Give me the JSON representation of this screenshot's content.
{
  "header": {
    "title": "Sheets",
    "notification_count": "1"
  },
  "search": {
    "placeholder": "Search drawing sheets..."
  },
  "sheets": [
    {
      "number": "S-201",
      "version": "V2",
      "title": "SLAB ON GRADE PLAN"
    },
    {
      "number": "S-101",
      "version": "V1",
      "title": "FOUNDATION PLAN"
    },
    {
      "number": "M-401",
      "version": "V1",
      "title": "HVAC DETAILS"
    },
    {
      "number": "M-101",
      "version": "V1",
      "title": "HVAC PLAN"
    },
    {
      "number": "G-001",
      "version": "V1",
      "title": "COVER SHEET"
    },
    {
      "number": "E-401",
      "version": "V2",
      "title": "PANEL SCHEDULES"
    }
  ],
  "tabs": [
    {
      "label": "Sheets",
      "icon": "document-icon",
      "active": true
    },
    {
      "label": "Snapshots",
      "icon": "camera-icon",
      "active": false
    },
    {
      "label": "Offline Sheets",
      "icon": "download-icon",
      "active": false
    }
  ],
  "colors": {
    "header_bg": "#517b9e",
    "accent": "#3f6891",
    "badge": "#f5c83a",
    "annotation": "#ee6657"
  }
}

□ □ □ □

Aim ->
Copy out the full listing exactly.

Reply to the task ->
Give me the JSON representation of this screenshot's content.
{
  "header": {
    "title": "Sheets",
    "notification_count": "1"
  },
  "search": {
    "placeholder": "Search drawing sheets..."
  },
  "sheets": [
    {
      "number": "S-201",
      "version": "V2",
      "title": "SLAB ON GRADE PLAN"
    },
    {
      "number": "S-101",
      "version": "V1",
      "title": "FOUNDATION PLAN"
    },
    {
      "number": "M-401",
      "version": "V1",
      "title": "HVAC DETAILS"
    },
    {
      "number": "M-101",
      "version": "V1",
      "title": "HVAC PLAN"
    },
    {
      "number": "G-001",
      "version": "V1",
      "title": "COVER SHEET"
    },
    {
      "number": "E-401",
      "version": "V2",
      "title": "PANEL SCHEDULES"
    }
  ],
  "tabs": [
    {
      "label": "Sheets",
      "icon": "document-icon",
      "active": true
    },
    {
      "label": "Snapshots",
      "icon": "camera-icon",
      "active": false
    },
    {
      "label": "Offline Sheets",
      "icon": "download-icon",
      "active": false
    }
  ],
  "colors": {
    "header_bg": "#517b9e",
    "accent": "#3f6891",
    "badge": "#f5c83a",
    "annotation": "#ee6657"
  }
}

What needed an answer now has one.